**What is expected**
Give back the whole listing exactly as shown.

**Records for this exercise**

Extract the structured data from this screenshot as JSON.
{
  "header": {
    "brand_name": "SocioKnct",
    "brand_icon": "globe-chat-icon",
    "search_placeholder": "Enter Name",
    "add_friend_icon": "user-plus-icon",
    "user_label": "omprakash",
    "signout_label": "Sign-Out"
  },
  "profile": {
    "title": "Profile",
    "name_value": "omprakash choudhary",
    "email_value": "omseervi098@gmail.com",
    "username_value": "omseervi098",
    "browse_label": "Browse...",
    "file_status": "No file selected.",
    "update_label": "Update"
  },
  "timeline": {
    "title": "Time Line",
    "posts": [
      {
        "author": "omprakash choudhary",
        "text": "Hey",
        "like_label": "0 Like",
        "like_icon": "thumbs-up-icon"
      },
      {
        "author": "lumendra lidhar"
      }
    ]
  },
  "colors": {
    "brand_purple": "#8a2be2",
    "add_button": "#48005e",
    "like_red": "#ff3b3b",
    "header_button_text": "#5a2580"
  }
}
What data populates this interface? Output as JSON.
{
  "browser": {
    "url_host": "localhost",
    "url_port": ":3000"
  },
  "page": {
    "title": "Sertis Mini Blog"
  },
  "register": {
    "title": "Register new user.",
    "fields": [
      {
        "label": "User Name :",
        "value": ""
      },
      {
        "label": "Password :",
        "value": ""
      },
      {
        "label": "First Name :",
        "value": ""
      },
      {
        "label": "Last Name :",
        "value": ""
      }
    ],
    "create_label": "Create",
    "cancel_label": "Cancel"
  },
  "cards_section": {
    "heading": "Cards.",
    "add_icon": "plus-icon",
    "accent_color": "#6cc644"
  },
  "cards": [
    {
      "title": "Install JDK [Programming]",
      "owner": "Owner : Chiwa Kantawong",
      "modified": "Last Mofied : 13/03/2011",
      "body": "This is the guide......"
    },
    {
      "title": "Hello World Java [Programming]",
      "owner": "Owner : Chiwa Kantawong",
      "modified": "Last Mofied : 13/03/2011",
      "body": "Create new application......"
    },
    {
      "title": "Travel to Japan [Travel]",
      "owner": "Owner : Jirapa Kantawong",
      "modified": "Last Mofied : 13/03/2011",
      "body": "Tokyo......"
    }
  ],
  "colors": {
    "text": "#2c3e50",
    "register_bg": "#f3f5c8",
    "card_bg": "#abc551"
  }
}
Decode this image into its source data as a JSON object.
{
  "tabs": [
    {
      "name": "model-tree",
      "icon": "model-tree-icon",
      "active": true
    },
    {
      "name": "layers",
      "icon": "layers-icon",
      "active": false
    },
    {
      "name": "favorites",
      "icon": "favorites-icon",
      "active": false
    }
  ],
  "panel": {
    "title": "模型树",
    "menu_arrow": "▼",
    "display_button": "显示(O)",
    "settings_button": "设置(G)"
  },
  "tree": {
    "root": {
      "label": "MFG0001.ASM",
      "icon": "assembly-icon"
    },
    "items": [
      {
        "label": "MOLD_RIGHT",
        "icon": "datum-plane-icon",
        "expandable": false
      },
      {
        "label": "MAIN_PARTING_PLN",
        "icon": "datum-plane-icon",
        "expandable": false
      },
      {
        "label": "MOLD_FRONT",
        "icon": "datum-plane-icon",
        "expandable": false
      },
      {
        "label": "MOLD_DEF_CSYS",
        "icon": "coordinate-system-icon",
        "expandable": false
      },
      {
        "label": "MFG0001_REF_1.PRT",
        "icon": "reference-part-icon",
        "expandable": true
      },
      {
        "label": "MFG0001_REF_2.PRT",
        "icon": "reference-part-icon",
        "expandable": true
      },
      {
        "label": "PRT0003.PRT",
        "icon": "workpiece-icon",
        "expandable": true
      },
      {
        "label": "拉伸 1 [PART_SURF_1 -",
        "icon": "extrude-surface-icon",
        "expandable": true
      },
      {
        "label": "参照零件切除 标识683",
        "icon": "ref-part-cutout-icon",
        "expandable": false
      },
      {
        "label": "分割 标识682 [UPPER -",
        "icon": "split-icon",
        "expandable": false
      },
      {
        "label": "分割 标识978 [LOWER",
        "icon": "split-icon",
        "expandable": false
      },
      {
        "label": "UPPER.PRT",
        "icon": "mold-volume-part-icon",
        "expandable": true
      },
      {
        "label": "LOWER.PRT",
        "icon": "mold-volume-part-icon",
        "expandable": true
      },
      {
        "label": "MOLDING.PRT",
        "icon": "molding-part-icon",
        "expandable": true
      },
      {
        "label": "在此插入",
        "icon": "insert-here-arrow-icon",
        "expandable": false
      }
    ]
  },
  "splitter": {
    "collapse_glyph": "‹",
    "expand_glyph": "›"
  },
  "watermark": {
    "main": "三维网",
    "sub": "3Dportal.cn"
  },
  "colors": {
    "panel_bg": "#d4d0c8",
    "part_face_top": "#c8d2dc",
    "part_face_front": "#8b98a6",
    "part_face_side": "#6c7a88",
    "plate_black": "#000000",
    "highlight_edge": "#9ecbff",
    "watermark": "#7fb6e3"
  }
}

**Response to the exercise**
Extract the structured data from this screenshot as JSON.
{
  "header": {
    "brand_name": "SocioKnct",
    "brand_icon": "globe-chat-icon",
    "search_placeholder": "Enter Name",
    "add_friend_icon": "user-plus-icon",
    "user_label": "omprakash",
    "signout_label": "Sign-Out"
  },
  "profile": {
    "title": "Profile",
    "name_value": "omprakash choudhary",
    "email_value": "omseervi098@gmail.com",
    "username_value": "omseervi098",
    "browse_label": "Browse...",
    "file_status": "No file selected.",
    "update_label": "Update"
  },
  "timeline": {
    "title": "Time Line",
    "posts": [
      {
        "author": "omprakash choudhary",
        "text": "Hey",
        "like_label": "0 Like",
        "like_icon": "thumbs-up-icon"
      },
      {
        "author": "lumendra lidhar"
      }
    ]
  },
  "colors": {
    "brand_purple": "#8a2be2",
    "add_button": "#48005e",
    "like_red": "#ff3b3b",
    "header_button_text": "#5a2580"
  }
}
What data populates this interface? Output as JSON.
{
  "browser": {
    "url_host": "localhost",
    "url_port": ":3000"
  },
  "page": {
    "title": "Sertis Mini Blog"
  },
  "register": {
    "title": "Register new user.",
    "fields": [
      {
        "label": "User Name :",
        "value": ""
      },
      {
        "label": "Password :",
        "value": ""
      },
      {
        "label": "First Name :",
        "value": ""
      },
      {
        "label": "Last Name :",
        "value": ""
      }
    ],
    "create_label": "Create",
    "cancel_label": "Cancel"
  },
  "cards_section": {
    "heading": "Cards.",
    "add_icon": "plus-icon",
    "accent_color": "#6cc644"
  },
  "cards": [
    {
      "title": "Install JDK [Programming]",
      "owner": "Owner : Chiwa Kantawong",
      "modified": "Last Mofied : 13/03/2011",
      "body": "This is the guide......"
    },
    {
      "title": "Hello World Java [Programming]",
      "owner": "Owner : Chiwa Kantawong",
      "modified": "Last Mofied : 13/03/2011",
      "body": "Create new application......"
    },
    {
      "title": "Travel to Japan [Travel]",
      "owner": "Owner : Jirapa Kantawong",
      "modified": "Last Mofied : 13/03/2011",
      "body": "Tokyo......"
    }
  ],
  "colors": {
    "text": "#2c3e50",
    "register_bg": "#f3f5c8",
    "card_bg": "#abc551"
  }
}
Decode this image into its source data as a JSON object.
{
  "tabs": [
    {
      "name": "model-tree",
      "icon": "model-tree-icon",
      "active": true
    },
    {
      "name": "layers",
      "icon": "layers-icon",
      "active": false
    },
    {
      "name": "favorites",
      "icon": "favorites-icon",
      "active": false
    }
  ],
  "panel": {
    "title": "模型树",
    "menu_arrow": "▼",
    "display_button": "显示(O)",
    "settings_button": "设置(G)"
  },
  "tree": {
    "root": {
      "label": "MFG0001.ASM",
      "icon": "assembly-icon"
    },
    "items": [
      {
        "label": "MOLD_RIGHT",
        "icon": "datum-plane-icon",
        "expandable": false
      },
      {
        "label": "MAIN_PARTING_PLN",
        "icon": "datum-plane-icon",
        "expandable": false
      },
      {
        "label": "MOLD_FRONT",
        "icon": "datum-plane-icon",
        "expandable": false
      },
      {
        "label": "MOLD_DEF_CSYS",
        "icon": "coordinate-system-icon",
        "expandable": false
      },
      {
        "label": "MFG0001_REF_1.PRT",
        "icon": "reference-part-icon",
        "expandable": true
      },
      {
        "label": "MFG0001_REF_2.PRT",
        "icon": "reference-part-icon",
        "expandable": true
      },
      {
        "label": "PRT0003.PRT",
        "icon": "workpiece-icon",
        "expandable": true
      },
      {
        "label": "拉伸 1 [PART_SURF_1 -",
        "icon": "extrude-surface-icon",
        "expandable": true
      },
      {
        "label": "参照零件切除 标识683",
        "icon": "ref-part-cutout-icon",
        "expandable": false
      },
      {
        "label": "分割 标识682 [UPPER -",
        "icon": "split-icon",
        "expandable": false
      },
      {
        "label": "分割 标识978 [LOWER",
        "icon": "split-icon",
        "expandable": false
      },
      {
        "label": "UPPER.PRT",
        "icon": "mold-volume-part-icon",
        "expandable": true
      },
      {
        "label": "LOWER.PRT",
        "icon": "mold-volume-part-icon",
        "expandable": true
      },
      {
        "label": "MOLDING.PRT",
        "icon": "molding-part-icon",
        "expandable": true
      },
      {
        "label": "在此插入",
        "icon": "insert-here-arrow-icon",
        "expandable": false
      }
    ]
  },
  "splitter": {
    "collapse_glyph": "‹",
    "expand_glyph": "›"
  },
  "watermark": {
    "main": "三维网",
    "sub": "3Dportal.cn"
  },
  "colors": {
    "panel_bg": "#d4d0c8",
    "part_face_top": "#c8d2dc",
    "part_face_front": "#8b98a6",
    "part_face_side": "#6c7a88",
    "plate_black": "#000000",
    "highlight_edge": "#9ecbff",
    "watermark": "#7fb6e3"
  }
}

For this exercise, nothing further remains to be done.